Data section:
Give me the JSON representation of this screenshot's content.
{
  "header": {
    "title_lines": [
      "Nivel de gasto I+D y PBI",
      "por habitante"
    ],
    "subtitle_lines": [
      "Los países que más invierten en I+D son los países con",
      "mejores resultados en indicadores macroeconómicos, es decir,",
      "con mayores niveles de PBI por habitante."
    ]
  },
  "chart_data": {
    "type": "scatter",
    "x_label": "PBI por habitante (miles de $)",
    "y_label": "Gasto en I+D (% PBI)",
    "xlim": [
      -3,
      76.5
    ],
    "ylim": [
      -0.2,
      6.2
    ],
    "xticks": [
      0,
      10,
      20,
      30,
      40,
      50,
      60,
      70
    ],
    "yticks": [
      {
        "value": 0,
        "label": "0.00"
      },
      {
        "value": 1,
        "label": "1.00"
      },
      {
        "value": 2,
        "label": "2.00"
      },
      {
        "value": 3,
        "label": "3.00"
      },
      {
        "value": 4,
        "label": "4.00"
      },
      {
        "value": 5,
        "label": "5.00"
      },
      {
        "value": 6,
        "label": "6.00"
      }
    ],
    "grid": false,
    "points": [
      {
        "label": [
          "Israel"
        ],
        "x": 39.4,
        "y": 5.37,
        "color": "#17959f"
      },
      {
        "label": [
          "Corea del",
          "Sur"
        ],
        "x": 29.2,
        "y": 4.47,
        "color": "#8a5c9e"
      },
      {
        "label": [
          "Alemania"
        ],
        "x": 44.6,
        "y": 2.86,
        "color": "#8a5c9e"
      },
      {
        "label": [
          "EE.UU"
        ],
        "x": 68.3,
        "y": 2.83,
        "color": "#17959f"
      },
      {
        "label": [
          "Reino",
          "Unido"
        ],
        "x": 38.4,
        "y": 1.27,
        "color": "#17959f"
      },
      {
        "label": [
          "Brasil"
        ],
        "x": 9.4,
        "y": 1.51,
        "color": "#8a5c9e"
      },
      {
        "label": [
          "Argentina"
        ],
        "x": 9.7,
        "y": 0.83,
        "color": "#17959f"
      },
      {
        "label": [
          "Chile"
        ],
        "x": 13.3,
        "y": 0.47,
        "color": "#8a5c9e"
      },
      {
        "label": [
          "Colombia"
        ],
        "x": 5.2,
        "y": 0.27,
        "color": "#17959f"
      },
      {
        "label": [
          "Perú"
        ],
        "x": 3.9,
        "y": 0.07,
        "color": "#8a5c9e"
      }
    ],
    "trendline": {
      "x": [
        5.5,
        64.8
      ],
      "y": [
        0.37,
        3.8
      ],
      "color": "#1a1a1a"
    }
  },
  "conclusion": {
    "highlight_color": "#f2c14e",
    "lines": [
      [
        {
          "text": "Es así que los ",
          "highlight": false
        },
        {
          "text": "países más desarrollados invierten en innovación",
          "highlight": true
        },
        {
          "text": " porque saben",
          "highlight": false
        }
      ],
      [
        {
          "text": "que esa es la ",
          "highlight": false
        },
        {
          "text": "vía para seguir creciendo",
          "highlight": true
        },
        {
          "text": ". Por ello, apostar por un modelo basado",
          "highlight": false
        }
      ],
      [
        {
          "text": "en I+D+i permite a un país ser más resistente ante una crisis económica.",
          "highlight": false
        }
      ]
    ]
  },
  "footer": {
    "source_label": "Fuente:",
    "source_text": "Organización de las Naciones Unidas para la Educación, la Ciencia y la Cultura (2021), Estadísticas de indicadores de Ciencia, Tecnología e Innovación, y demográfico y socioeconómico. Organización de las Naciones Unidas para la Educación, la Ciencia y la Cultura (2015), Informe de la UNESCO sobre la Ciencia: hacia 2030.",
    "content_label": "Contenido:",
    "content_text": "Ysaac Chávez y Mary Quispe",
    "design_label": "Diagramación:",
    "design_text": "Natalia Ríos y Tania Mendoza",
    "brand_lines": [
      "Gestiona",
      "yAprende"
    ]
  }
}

Task objective: Identify each line in the records above that contains the word "para", and copy it out in full.

Response:
          "text": "vía para seguir creciendo",
    "source_text": "Organización de las Naciones Unidas para la Educación, la Ciencia y la Cultura (2021), Estadísticas de indicadores de Ciencia, Tecnología e Innovación, y demográfico y socioeconómico. Organización de las Naciones Unidas para la Educación, la Ciencia y la Cultura (2015), Informe de la UNESCO sobre la Ciencia: hacia 2030.",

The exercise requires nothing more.